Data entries
*-*-*

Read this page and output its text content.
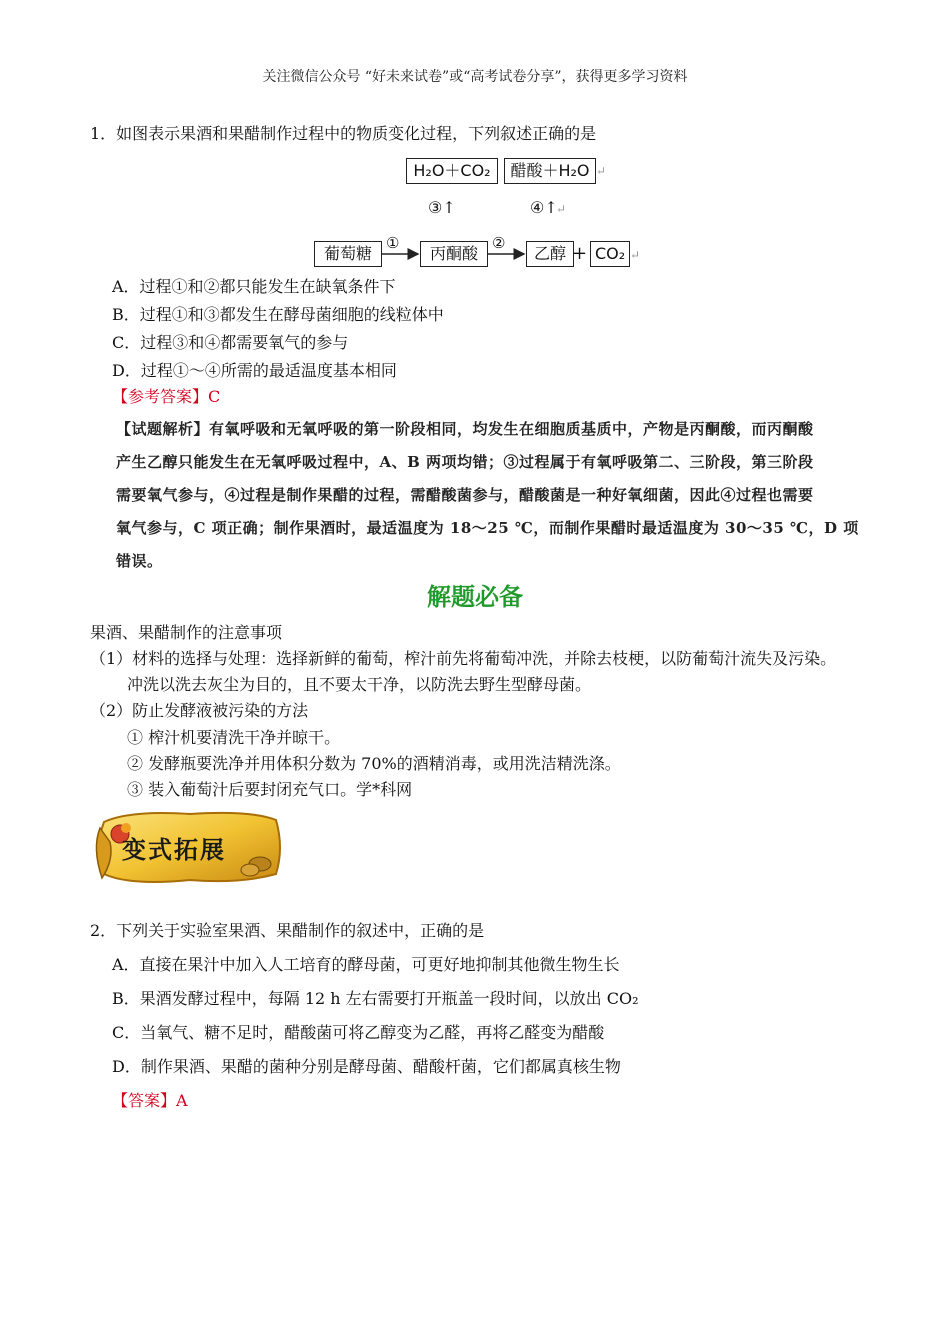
关注微信公众号 “好未来试卷”或“高考试卷分享”，获得更多学习资料
1．如图表示果酒和果醋制作过程中的物质变化过程，下列叙述正确的是
H₂O＋CO₂	醋酸＋H₂O ↵
③↑	④↑
↵
葡萄糖	丙酮酸	乙醇 + CO₂ ↵
①	②
A．过程①和②都只能发生在缺氧条件下
B．过程①和③都发生在酵母菌细胞的线粒体中
C．过程③和④都需要氧气的参与
D．过程①～④所需的最适温度基本相同
【参考答案】C
【试题解析】有氧呼吸和无氧呼吸的第一阶段相同，均发生在细胞质基质中，产物是丙酮酸，而丙酮酸
产生乙醇只能发生在无氧呼吸过程中，A、B 两项均错；③过程属于有氧呼吸第二、三阶段，第三阶段
需要氧气参与，④过程是制作果醋的过程，需醋酸菌参与，醋酸菌是一种好氧细菌，因此④过程也需要
氧气参与，C 项正确；制作果酒时，最适温度为 18～25 ℃，而制作果醋时最适温度为 30～35 ℃，D 项
错误。
解题必备
果酒、果醋制作的注意事项
（1）材料的选择与处理：选择新鲜的葡萄，榨汁前先将葡萄冲洗，并除去枝梗，以防葡萄汁流失及污染。
冲洗以洗去灰尘为目的，且不要太干净，以防洗去野生型酵母菌。
（2）防止发酵液被污染的方法
① 榨汁机要清洗干净并晾干。
② 发酵瓶要洗净并用体积分数为 70%的酒精消毒，或用洗洁精洗涤。
③ 装入葡萄汁后要封闭充气口。学*科网
变式拓展
2．下列关于实验室果酒、果醋制作的叙述中，正确的是
A．直接在果汁中加入人工培育的酵母菌，可更好地抑制其他微生物生长
B．果酒发酵过程中，每隔 12 h 左右需要打开瓶盖一段时间，以放出 CO₂
C．当氧气、糖不足时，醋酸菌可将乙醇变为乙醛，再将乙醛变为醋酸
D．制作果酒、果醋的菌种分别是酵母菌、醋酸杆菌，它们都属真核生物
【答案】A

*-*-*

Objective: Reproduce every record word for word. The copy must contain no pictures.

Answer to this problem:
Read this page and output its text content.
关注微信公众号 “好未来试卷”或“高考试卷分享”，获得更多学习资料
1．如图表示果酒和果醋制作过程中的物质变化过程，下列叙述正确的是
H₂O＋CO₂	醋酸＋H₂O ↵
③↑	④↑
↵
葡萄糖	丙酮酸	乙醇 + CO₂ ↵
①	②
A．过程①和②都只能发生在缺氧条件下
B．过程①和③都发生在酵母菌细胞的线粒体中
C．过程③和④都需要氧气的参与
D．过程①～④所需的最适温度基本相同
【参考答案】C
【试题解析】有氧呼吸和无氧呼吸的第一阶段相同，均发生在细胞质基质中，产物是丙酮酸，而丙酮酸
产生乙醇只能发生在无氧呼吸过程中，A、B 两项均错；③过程属于有氧呼吸第二、三阶段，第三阶段
需要氧气参与，④过程是制作果醋的过程，需醋酸菌参与，醋酸菌是一种好氧细菌，因此④过程也需要
氧气参与，C 项正确；制作果酒时，最适温度为 18～25 ℃，而制作果醋时最适温度为 30～35 ℃，D 项
错误。
解题必备
果酒、果醋制作的注意事项
（1）材料的选择与处理：选择新鲜的葡萄，榨汁前先将葡萄冲洗，并除去枝梗，以防葡萄汁流失及污染。
冲洗以洗去灰尘为目的，且不要太干净，以防洗去野生型酵母菌。
（2）防止发酵液被污染的方法
① 榨汁机要清洗干净并晾干。
② 发酵瓶要洗净并用体积分数为 70%的酒精消毒，或用洗洁精洗涤。
③ 装入葡萄汁后要封闭充气口。学*科网
变式拓展
2．下列关于实验室果酒、果醋制作的叙述中，正确的是
A．直接在果汁中加入人工培育的酵母菌，可更好地抑制其他微生物生长
B．果酒发酵过程中，每隔 12 h 左右需要打开瓶盖一段时间，以放出 CO₂
C．当氧气、糖不足时，醋酸菌可将乙醇变为乙醛，再将乙醛变为醋酸
D．制作果酒、果醋的菌种分别是酵母菌、醋酸杆菌，它们都属真核生物
【答案】A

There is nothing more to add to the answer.